- Your goal -
Select each line where the word "manager" appears.

Dataset items
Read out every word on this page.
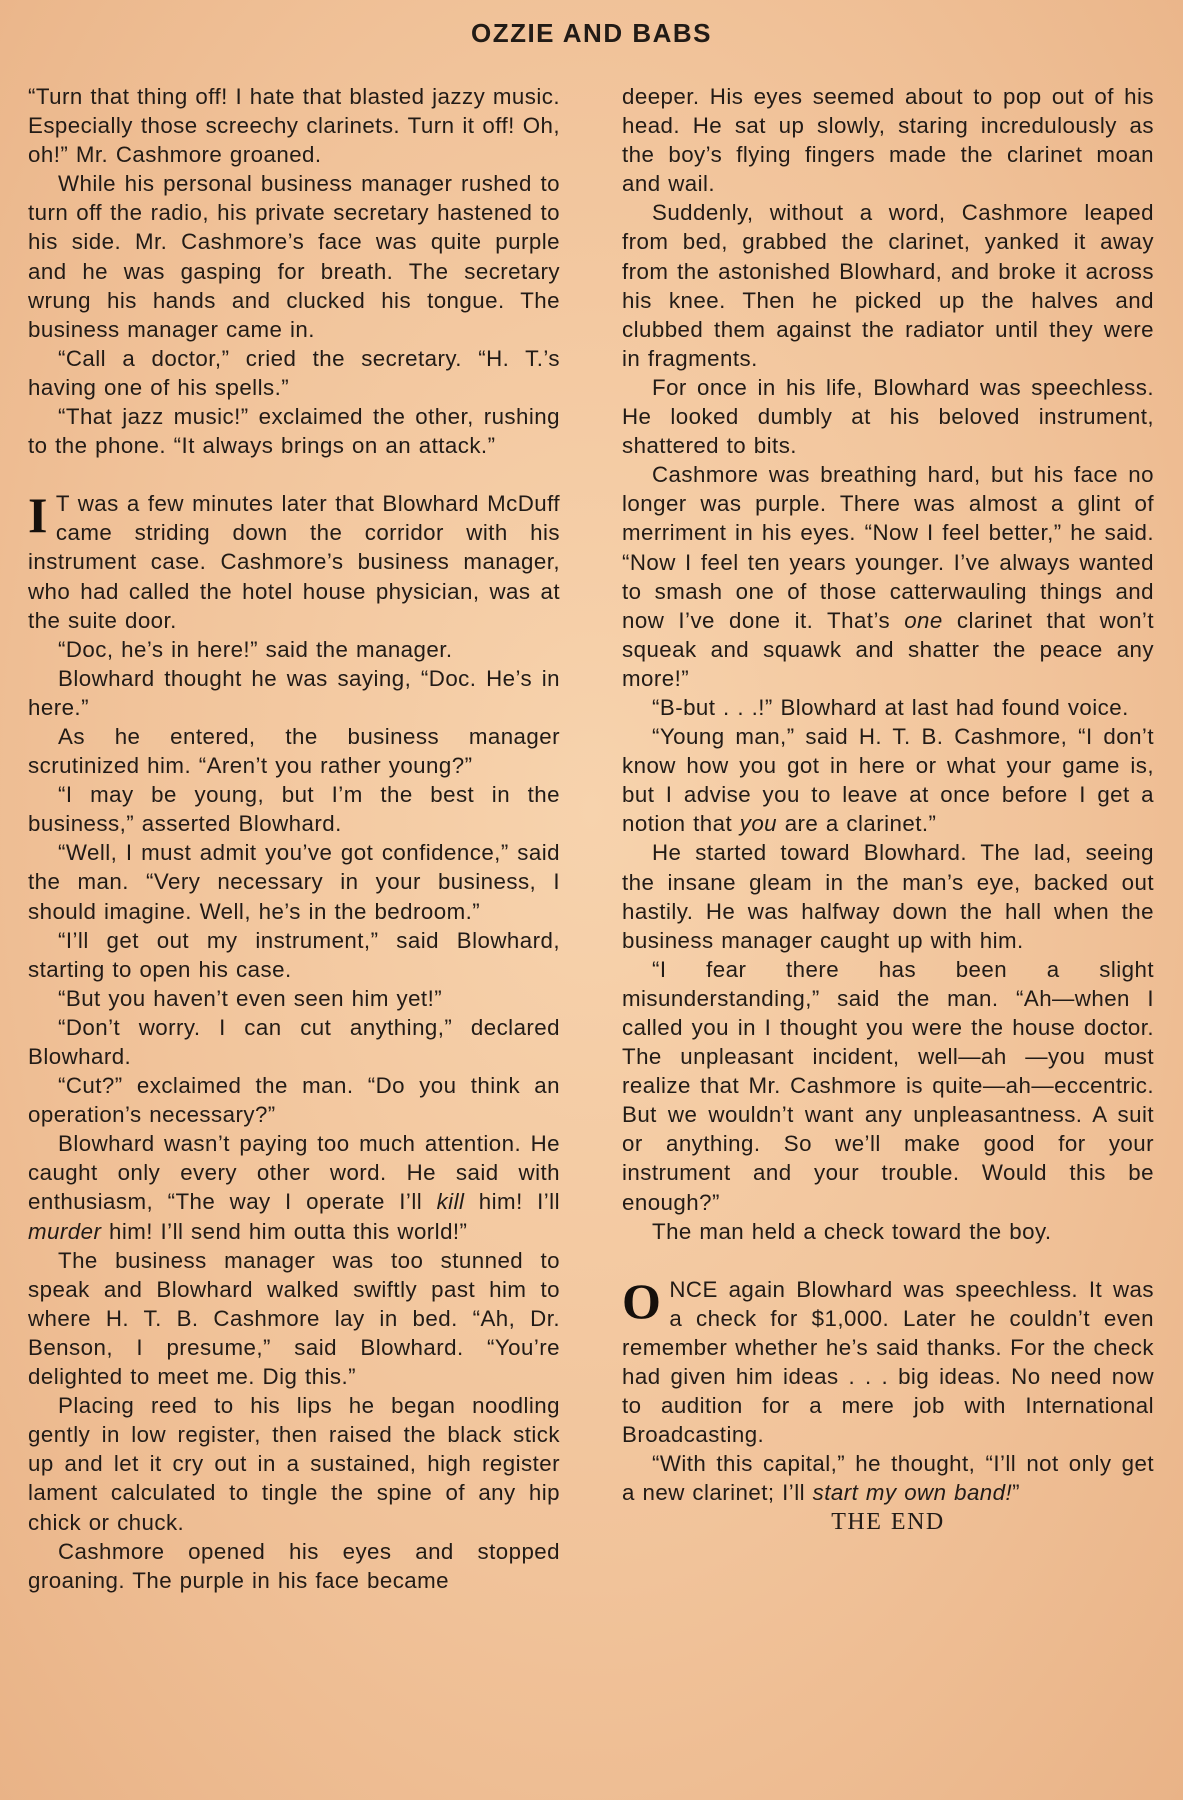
OZZIE AND BABS

“Turn that thing off! I hate that blasted jazzy music. Especially those screechy clarinets. Turn it off! Oh, oh!” Mr. Cashmore groaned.

While his personal business manager rushed to turn off the radio, his private secretary hastened to his side. Mr. Cashmore’s face was quite purple and he was gasping for breath. The secretary wrung his hands and clucked his tongue. The business manager came in.

“Call a doctor,” cried the secretary. “H. T.’s having one of his spells.”

“That jazz music!” exclaimed the other, rushing to the phone. “It always brings on an attack.”

I T was a few minutes later that Blowhard McDuff came striding down the corridor with his instrument case. Cashmore’s business manager, who had called the hotel house physician, was at the suite door.

“Doc, he’s in here!” said the manager.

Blowhard thought he was saying, “Doc. He’s in here.”

As he entered, the business manager scrutinized him. “Aren’t you rather young?”

“I may be young, but I’m the best in the business,” asserted Blowhard.

“Well, I must admit you’ve got confidence,” said the man. “Very necessary in your business, I should imagine. Well, he’s in the bedroom.”

“I’ll get out my instrument,” said Blowhard, starting to open his case.

“But you haven’t even seen him yet!”

“Don’t worry. I can cut anything,” declared Blowhard.

“Cut?” exclaimed the man. “Do you think an operation’s necessary?”

Blowhard wasn’t paying too much attention. He caught only every other word. He said with enthusiasm, “The way I operate I’ll kill him! I’ll murder him! I’ll send him outta this world!”

The business manager was too stunned to speak and Blowhard walked swiftly past him to where H. T. B. Cashmore lay in bed. “Ah, Dr. Benson, I presume,” said Blowhard. “You’re delighted to meet me. Dig this.”

Placing reed to his lips he began noodling gently in low register, then raised the black stick up and let it cry out in a sustained, high register lament calculated to tingle the spine of any hip chick or chuck.

Cashmore opened his eyes and stopped groaning. The purple in his face became

deeper. His eyes seemed about to pop out of his head. He sat up slowly, staring incredulously as the boy’s flying fingers made the clarinet moan and wail.

Suddenly, without a word, Cashmore leaped from bed, grabbed the clarinet, yanked it away from the astonished Blowhard, and broke it across his knee. Then he picked up the halves and clubbed them against the radiator until they were in fragments.

For once in his life, Blowhard was speechless. He looked dumbly at his beloved instrument, shattered to bits.

Cashmore was breathing hard, but his face no longer was purple. There was almost a glint of merriment in his eyes. “Now I feel better,” he said. “Now I feel ten years younger. I’ve always wanted to smash one of those catterwauling things and now I’ve done it. That’s one clarinet that won’t squeak and squawk and shatter the peace any more!”

“B-but . . .!” Blowhard at last had found voice.

“Young man,” said H. T. B. Cashmore, “I don’t know how you got in here or what your game is, but I advise you to leave at once before I get a notion that you are a clarinet.”

He started toward Blowhard. The lad, seeing the insane gleam in the man’s eye, backed out hastily. He was halfway down the hall when the business manager caught up with him.

“I fear there has been a slight misunderstanding,” said the man. “Ah—when I called you in I thought you were the house doctor. The unpleasant incident, well—ah —you must realize that Mr. Cashmore is quite—ah—eccentric. But we wouldn’t want any unpleasantness. A suit or anything. So we’ll make good for your instrument and your trouble. Would this be enough?”

The man held a check toward the boy.

ONCE again Blowhard was speechless. It was a check for $1,000. Later he couldn’t even remember whether he’s said thanks. For the check had given him ideas . . . big ideas. No need now to audition for a mere job with International Broadcasting.

“With this capital,” he thought, “I’ll not only get a new clarinet; I’ll start my own band!”

THE END
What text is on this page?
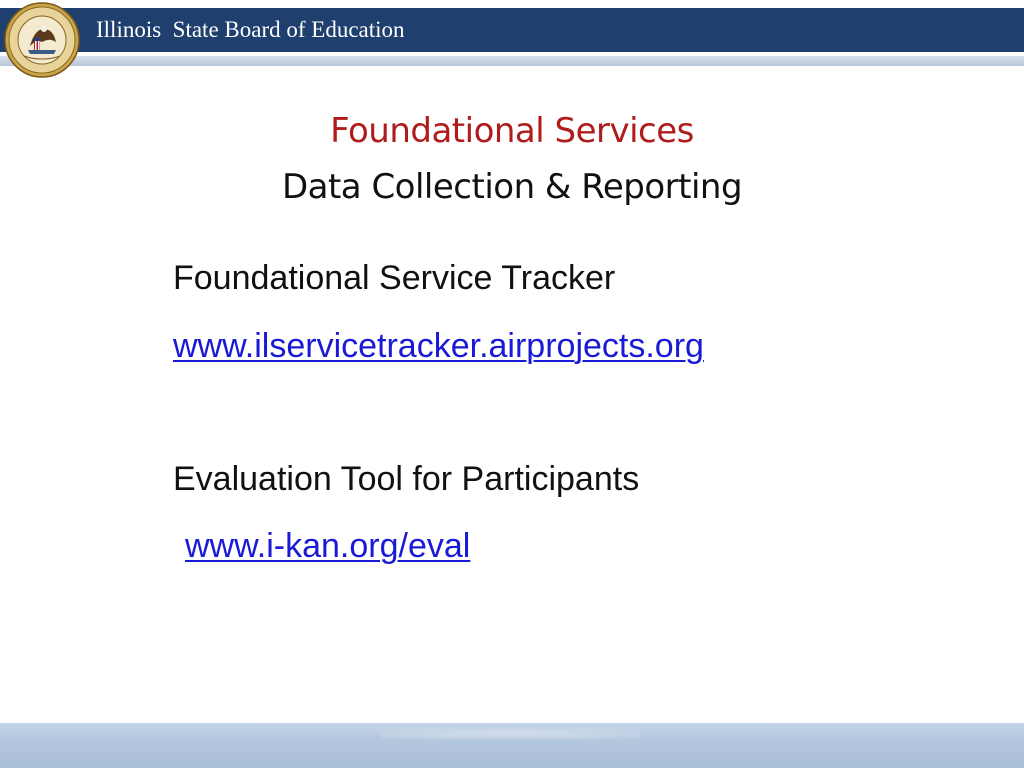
Illinois  State Board of Education
Foundational Services
Data Collection & Reporting
Foundational Service Tracker
www.ilservicetracker.airprojects.org
Evaluation Tool for Participants
www.i-kan.org/eval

- Task result -
While his personal business manager rushed to turn off the radio, his private secretary hastened to his side. Mr. Cashmore’s face was quite purple and he was gasping for breath. The secretary wrung his hands and clucked his tongue. The business manager came in.
I T was a few minutes later that Blowhard McDuff came striding down the corridor with his instrument case. Cashmore’s business manager, who had called the hotel house physician, was at the suite door.
“Doc, he’s in here!” said the manager.
As he entered, the business manager scrutinized him. “Aren’t you rather young?”
The business manager was too stunned to speak and Blowhard walked swiftly past him to where H. T. B. Cashmore lay in bed. “Ah, Dr. Benson, I presume,” said Blowhard. “You’re delighted to meet me. Dig this.”
He started toward Blowhard. The lad, seeing the insane gleam in the man’s eye, backed out hastily. He was halfway down the hall when the business manager caught up with him.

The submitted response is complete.